WORK REQUIRED: Search the material below for the word "Nulla". Copy every line that has it.

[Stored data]
####

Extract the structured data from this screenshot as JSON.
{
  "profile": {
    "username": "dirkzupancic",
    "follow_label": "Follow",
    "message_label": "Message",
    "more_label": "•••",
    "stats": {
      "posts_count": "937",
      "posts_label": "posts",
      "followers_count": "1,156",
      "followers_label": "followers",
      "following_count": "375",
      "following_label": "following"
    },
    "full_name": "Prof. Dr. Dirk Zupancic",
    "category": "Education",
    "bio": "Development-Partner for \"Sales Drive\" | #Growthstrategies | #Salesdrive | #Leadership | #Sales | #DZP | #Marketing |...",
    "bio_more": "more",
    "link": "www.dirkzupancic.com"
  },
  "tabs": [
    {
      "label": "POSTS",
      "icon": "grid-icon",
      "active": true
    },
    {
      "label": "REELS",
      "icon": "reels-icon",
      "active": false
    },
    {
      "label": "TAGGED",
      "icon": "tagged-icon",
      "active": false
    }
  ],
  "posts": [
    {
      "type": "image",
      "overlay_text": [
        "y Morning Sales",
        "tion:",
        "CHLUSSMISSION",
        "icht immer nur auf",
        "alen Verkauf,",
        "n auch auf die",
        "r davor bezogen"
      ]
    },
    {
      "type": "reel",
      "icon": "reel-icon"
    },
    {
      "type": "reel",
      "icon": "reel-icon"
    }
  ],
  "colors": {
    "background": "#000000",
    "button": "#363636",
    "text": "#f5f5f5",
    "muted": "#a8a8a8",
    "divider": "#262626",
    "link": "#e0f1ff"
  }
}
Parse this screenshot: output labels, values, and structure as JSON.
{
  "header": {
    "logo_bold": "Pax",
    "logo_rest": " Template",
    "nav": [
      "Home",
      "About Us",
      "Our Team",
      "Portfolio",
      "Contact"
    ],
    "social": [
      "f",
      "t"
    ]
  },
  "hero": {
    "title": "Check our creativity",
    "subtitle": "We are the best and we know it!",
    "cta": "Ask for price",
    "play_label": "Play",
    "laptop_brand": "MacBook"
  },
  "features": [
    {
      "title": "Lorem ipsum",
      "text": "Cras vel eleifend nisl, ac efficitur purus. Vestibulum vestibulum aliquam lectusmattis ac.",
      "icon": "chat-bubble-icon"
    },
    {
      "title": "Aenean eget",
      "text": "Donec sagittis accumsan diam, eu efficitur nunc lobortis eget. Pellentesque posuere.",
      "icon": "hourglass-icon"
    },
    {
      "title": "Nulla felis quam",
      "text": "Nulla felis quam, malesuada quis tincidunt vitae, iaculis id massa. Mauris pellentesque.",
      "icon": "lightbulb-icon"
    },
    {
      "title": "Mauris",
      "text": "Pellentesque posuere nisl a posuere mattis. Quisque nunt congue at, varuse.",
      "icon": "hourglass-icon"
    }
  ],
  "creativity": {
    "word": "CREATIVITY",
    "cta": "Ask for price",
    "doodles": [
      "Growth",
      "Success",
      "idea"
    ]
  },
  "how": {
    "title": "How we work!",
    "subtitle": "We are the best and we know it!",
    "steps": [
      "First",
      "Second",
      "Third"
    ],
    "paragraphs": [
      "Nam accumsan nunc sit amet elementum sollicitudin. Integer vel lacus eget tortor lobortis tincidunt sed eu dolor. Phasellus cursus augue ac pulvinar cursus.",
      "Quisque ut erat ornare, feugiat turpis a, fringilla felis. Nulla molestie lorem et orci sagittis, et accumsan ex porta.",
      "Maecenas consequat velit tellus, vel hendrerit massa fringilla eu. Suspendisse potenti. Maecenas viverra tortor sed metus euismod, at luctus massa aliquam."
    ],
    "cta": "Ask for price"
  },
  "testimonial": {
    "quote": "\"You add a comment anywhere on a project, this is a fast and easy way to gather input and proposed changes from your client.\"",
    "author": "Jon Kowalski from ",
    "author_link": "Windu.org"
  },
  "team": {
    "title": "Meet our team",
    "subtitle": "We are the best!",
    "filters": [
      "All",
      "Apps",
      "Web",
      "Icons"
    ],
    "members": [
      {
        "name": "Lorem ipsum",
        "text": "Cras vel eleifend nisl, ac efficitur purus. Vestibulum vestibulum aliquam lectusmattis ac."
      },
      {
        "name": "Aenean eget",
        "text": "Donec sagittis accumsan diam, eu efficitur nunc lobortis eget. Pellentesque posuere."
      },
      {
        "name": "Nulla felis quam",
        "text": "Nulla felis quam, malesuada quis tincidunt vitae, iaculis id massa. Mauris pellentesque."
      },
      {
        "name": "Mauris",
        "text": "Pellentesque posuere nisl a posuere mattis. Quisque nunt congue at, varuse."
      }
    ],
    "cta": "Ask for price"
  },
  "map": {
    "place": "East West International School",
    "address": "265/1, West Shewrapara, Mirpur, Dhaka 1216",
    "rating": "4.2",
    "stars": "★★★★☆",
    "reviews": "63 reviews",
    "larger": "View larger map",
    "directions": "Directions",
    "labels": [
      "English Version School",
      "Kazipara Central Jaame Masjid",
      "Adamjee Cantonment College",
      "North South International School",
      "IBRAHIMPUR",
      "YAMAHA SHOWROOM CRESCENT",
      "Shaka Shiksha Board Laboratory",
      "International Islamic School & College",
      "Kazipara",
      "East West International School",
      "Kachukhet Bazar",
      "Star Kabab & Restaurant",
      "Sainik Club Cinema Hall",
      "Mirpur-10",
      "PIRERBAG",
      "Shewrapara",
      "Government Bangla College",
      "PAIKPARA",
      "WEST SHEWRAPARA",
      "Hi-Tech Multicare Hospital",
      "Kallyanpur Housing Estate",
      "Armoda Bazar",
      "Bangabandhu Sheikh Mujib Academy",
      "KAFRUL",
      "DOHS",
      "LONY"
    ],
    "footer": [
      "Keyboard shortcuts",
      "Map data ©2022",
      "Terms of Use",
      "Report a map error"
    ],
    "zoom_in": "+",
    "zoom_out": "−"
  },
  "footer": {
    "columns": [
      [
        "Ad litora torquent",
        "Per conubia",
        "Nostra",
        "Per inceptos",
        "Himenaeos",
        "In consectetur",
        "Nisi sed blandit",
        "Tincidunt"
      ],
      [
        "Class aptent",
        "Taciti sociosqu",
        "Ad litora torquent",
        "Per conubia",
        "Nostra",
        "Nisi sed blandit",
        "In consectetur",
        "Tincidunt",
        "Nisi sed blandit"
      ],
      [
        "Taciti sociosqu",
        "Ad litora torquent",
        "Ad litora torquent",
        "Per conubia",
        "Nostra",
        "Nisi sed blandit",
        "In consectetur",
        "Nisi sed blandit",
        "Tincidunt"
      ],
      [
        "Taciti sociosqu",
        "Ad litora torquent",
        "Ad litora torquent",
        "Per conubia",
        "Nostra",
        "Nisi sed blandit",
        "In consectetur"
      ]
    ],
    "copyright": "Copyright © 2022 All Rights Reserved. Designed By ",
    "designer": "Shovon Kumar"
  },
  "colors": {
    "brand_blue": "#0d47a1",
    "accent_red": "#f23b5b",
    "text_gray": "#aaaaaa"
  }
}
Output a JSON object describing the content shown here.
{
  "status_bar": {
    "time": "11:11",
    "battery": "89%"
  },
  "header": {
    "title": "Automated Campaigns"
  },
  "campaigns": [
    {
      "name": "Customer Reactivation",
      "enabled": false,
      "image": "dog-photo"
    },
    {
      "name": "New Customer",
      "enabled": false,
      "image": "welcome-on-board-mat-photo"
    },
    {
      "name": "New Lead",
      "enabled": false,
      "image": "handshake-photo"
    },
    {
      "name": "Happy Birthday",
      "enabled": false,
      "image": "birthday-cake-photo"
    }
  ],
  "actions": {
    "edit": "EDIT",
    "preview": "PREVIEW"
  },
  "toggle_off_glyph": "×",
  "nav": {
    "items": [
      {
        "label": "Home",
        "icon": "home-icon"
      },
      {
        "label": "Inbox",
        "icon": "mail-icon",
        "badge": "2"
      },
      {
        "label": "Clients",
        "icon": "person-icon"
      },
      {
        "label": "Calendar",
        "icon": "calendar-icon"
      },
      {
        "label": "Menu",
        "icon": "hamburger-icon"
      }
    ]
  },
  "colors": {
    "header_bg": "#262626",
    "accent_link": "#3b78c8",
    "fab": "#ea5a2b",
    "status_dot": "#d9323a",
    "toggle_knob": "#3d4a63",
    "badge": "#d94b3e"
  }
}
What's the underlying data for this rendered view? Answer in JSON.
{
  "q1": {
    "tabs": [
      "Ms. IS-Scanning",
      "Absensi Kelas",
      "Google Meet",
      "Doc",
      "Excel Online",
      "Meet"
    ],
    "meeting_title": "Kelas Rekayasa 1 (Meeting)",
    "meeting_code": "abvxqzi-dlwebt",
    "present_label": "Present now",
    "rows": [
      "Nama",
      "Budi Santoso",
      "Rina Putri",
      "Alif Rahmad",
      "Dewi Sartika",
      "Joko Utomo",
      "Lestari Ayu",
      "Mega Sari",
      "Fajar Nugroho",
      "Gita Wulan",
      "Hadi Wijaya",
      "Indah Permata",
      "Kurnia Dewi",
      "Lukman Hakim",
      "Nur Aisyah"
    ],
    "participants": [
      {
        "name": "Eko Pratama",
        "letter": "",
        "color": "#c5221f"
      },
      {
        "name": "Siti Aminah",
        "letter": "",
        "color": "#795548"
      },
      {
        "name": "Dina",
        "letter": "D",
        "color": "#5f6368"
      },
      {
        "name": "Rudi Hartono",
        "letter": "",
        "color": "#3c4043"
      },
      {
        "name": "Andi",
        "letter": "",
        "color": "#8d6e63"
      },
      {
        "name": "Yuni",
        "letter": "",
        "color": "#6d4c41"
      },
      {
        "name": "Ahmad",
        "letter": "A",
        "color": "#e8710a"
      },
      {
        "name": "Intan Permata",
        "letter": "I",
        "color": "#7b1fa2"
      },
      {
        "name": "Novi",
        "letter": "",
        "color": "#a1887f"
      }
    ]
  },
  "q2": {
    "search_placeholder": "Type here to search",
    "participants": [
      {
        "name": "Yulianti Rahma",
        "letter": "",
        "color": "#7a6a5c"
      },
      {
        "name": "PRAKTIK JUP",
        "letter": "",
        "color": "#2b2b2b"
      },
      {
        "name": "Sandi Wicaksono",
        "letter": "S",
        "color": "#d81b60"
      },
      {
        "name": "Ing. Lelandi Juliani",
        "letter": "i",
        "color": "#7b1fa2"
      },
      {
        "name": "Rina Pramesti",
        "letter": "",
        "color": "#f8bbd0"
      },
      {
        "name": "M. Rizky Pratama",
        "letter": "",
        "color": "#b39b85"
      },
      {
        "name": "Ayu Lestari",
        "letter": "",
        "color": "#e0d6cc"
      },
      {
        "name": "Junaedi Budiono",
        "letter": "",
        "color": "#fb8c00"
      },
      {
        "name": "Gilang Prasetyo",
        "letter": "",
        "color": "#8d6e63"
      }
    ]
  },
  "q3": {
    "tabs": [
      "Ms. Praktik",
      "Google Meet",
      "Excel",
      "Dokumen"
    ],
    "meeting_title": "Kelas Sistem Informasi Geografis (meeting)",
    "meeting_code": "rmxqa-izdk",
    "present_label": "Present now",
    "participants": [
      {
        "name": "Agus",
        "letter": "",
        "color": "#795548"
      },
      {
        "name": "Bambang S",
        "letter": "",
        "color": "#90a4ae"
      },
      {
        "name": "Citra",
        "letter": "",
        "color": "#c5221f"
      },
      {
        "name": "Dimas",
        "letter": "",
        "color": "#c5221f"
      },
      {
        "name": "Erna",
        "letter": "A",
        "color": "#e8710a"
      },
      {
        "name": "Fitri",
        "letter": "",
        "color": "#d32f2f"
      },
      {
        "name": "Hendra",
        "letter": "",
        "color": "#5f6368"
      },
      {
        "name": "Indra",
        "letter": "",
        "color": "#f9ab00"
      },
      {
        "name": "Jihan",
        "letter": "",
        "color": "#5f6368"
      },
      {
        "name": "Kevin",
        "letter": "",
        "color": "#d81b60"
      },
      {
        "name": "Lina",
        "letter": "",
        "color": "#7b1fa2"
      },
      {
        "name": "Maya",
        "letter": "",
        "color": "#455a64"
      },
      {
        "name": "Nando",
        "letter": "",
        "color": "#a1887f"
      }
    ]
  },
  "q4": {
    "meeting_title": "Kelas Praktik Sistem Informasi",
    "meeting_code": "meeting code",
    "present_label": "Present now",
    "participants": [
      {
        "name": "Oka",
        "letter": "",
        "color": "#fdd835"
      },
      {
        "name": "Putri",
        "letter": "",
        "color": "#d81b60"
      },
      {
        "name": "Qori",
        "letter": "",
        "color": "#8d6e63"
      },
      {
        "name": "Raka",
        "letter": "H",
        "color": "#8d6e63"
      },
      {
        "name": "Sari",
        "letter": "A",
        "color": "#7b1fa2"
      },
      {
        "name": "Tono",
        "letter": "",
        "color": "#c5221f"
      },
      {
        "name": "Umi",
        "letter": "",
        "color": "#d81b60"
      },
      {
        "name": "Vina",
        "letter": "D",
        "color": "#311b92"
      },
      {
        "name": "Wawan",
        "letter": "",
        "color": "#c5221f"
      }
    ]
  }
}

####

FULL ANSWER:
      "title": "Nulla felis quam",
      "text": "Nulla felis quam, malesuada quis tincidunt vitae, iaculis id massa. Mauris pellentesque.",
      "Quisque ut erat ornare, feugiat turpis a, fringilla felis. Nulla molestie lorem et orci sagittis, et accumsan ex porta.",
        "name": "Nulla felis quam",
        "text": "Nulla felis quam, malesuada quis tincidunt vitae, iaculis id massa. Mauris pellentesque."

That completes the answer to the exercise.